__PROMPT__
Report every line from the material that contains the word "SHLR".

__AVAILABLE RECORDS__
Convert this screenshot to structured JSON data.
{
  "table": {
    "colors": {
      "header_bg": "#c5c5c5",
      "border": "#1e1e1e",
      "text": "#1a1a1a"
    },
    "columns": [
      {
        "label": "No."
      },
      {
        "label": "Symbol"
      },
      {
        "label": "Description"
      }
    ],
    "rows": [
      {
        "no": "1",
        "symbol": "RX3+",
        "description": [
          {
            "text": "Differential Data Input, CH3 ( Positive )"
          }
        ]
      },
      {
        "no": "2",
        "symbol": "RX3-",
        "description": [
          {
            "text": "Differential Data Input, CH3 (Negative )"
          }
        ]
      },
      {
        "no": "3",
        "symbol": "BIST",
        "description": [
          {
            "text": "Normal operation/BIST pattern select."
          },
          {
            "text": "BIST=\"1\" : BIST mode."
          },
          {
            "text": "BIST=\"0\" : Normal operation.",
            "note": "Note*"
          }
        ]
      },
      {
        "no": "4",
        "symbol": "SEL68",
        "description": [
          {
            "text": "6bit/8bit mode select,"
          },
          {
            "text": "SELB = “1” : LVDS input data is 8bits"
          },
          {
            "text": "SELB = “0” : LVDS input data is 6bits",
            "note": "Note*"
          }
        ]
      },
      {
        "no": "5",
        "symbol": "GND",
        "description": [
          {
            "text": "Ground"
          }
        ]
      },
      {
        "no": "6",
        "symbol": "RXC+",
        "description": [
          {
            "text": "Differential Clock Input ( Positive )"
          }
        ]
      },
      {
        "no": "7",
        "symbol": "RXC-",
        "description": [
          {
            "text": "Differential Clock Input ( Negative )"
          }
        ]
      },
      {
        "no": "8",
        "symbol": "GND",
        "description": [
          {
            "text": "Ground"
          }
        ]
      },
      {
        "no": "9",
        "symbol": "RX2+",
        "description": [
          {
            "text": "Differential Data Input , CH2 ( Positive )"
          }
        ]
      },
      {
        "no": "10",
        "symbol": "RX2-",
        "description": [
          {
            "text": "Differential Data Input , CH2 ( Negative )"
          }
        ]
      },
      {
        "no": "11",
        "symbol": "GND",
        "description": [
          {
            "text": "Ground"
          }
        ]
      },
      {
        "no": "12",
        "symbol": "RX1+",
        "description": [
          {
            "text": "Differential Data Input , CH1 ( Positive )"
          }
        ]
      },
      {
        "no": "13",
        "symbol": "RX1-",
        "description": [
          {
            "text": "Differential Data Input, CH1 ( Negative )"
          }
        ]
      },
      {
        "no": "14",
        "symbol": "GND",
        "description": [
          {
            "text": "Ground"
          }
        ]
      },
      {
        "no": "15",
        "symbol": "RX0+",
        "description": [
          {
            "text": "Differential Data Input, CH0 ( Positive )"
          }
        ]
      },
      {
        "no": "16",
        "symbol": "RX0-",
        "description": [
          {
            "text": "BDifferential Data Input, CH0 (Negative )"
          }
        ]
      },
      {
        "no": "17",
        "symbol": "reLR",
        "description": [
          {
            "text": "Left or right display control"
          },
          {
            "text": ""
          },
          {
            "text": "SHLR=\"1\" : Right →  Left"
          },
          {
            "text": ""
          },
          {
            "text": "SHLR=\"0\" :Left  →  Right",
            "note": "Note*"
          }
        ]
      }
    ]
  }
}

__FINAL RESULT__
            "text": "SHLR=\"1\" : Right →  Left"
            "text": "SHLR=\"0\" :Left  →  Right",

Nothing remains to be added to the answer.